PROBLEMA CURTO:
Dê continuidade à reportagem sobre o repasse de R$ 78 milhões da Celg à Caoa, começando logo após a última frase apresentada.

Repasse de R$ 78 mi à Caoa será investigado
A montadora de veículos teria sacado a quantia na estatal para abater em incentivos fiscais que recebeu do governo. O repasse pode ser ainda superior
ANDRÉIA BAHIA
A CPI da Celg deve investigar nos próximos dias a informação de que a Celg teria repassado cerca de R$ 78 milhões à montadora de veículos Hyundai, controlada pela Caoa, do empresário Carlos Alberto de Andrade. O valor teria sido entregue na própria Celg, em dinheiro e cheques. O atual presidente da companhia, Carlos Silva, desconhece essas negociações, que em setembro do ano passado foram denunciadas aqui no Jornal Opção pelo presidente do Sindicato dos Funcionários do Fisco em Goiás (Sindifisco), engenheiro elétrico Belmiro Rosa Borges. Na época, ele disse o seguinte em entrevista ao jornal: “A Caoa sacou R$ 78 milhões na Celg porque tinha mais benefício que imposto a abater e foi autorizado que a empresa transferisse o crédito para a Celg. O Estado devolve o dinheiro do benefício por intermédio da Celg. Na gestão do secretário Jorcelino Braga isso praticamente acabou ou quase acabou, mas antes dele tinha muita transfe-rência de crédito para a Celg autorizada por meio de termo de acordo.”
Carlos Silva também ouviu falar que o ICMS que a Celg devia ao Estado ia diretamente para a Caoa, “não sei por quais instrumentos porque eu não os tenho e também não sei os valores”. Segundo ele, neste curto espaço de tempo que está à frente da Celg não foi possível fazer um trabalho investigativo. “Até que eu tenha a devida informação sobre isso a Celg paga ICMS para o governo, para a Secretaria da Fazenda. Não vejo outra forma de fazer. Se chegava à Fazenda e ia para a Hyundai e já ficava separado, isso eu não sei. Mas imposto tem de ser pago para o Tesouro Estadual, não tem outra forma de pagar imposto.”
A concessão de créditos outorgados à Caoa faz parte de uma investigação feita pelo procurador do Ministério Público junto ao TCE Fernando dos Santos Carneiro. A investigação tem como objeto os incentivos concedidos à montadora e resultou no pedido de suspensão desses benefícios fiscais e financeiros, inclusive aqueles que permitiram ao governo conceder crédito outorgado. Em maio deste ano, o procurador afirmou ao Jornal Opção que os benefícios concedidos à montadora apresentam diversas irregularidades, entre as quais o fato de o credito outorgado que ocorreu sem solicitação da Caoa e sem autorização da Secretaria da Fazenda. “Pelo menos não constam nos autos”, diz.

CONTEÚDO DOS DADOS:
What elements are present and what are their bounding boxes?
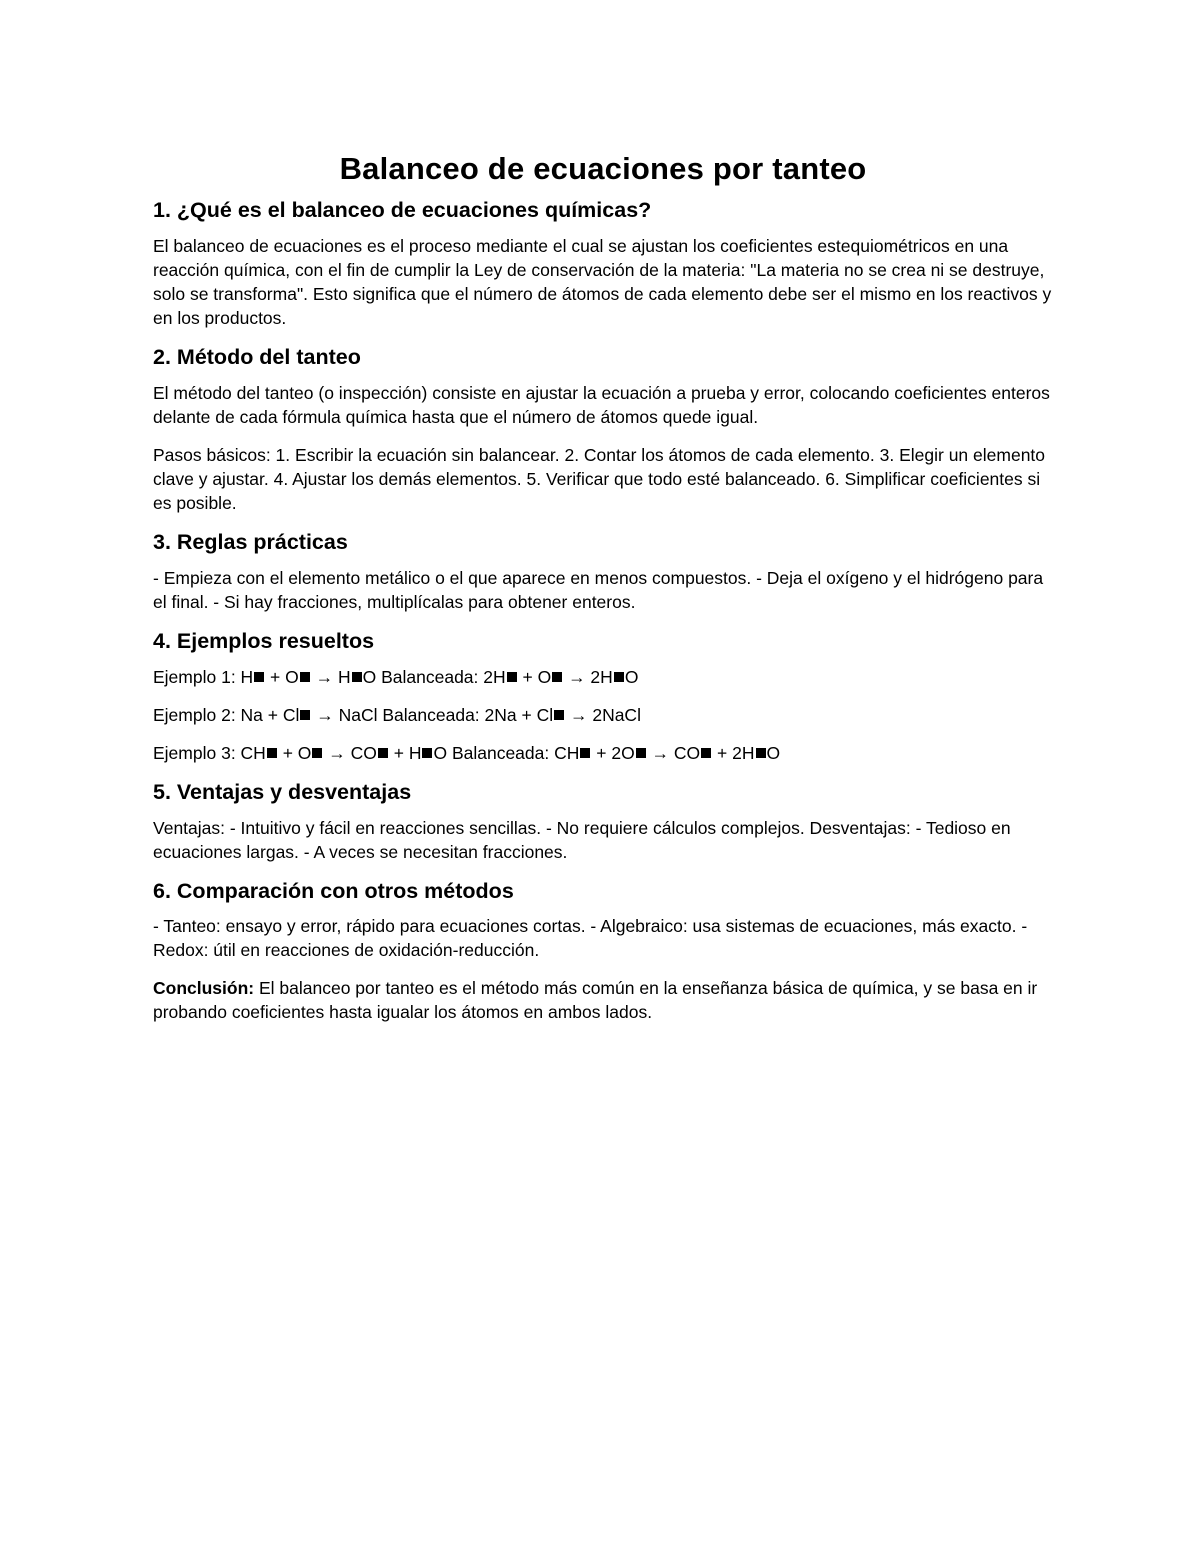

RESPOSTA ABAIXO:
No contrato entre o governo de Goiás e a montadora, o Estado concede créditos outorgados à Caoa no valor de R$ R$ 40 milhões, sendo R$ 2,1 milhões nos primeiros dez meses e R$ 1,375 milhão nos 14 meses seguintes, para serem utilizados no pagamento de ICMS, substituição tributária e transferência a outros contribuintes. Na época, Fernando Carneiro já chamava a atenção para o fato de o valor do credito outorgado ter sido alterado por termos aditivos, passando dos R$ 40 milhões iniciais para R$ 78 milhões. O conselheiro Sebastião Tejota, relator da medida cautelar, negou o pedido do procurador porque considerou que a suspensão dos benefícios poderia resultar em prejuízo jurídico para o Estado. O conselheiro admitiu, na época, que não avaliou o aumento do crédito outorgado porque considerou que esse era assunto jurisdicionado do Estado.
Até agora, a CPI da Celg não avançou em temas desconhecidos e a investigação a respeito da relação Celg e Hyundai poderia trazer à luz outras operações não divulgadas da empresa e que certamente endividaram a empresa. Os deputados que compõem a comissão não conseguem sair da discussão sobre a contratação de escritórios de advocacia sem licitação, mais precisamente dos advogados Adilson Ramos Júnior e Alcimar de Almeida. Segundo informações da CPI, a Celg pagou mais de R$ 40 milhões em honorários advocatícios, sendo que somente para Alcimar de Almeida foram pagos cerca de R$ 14 milhões e para Adilson Ramos, algo em torno de R$ 18 milhões.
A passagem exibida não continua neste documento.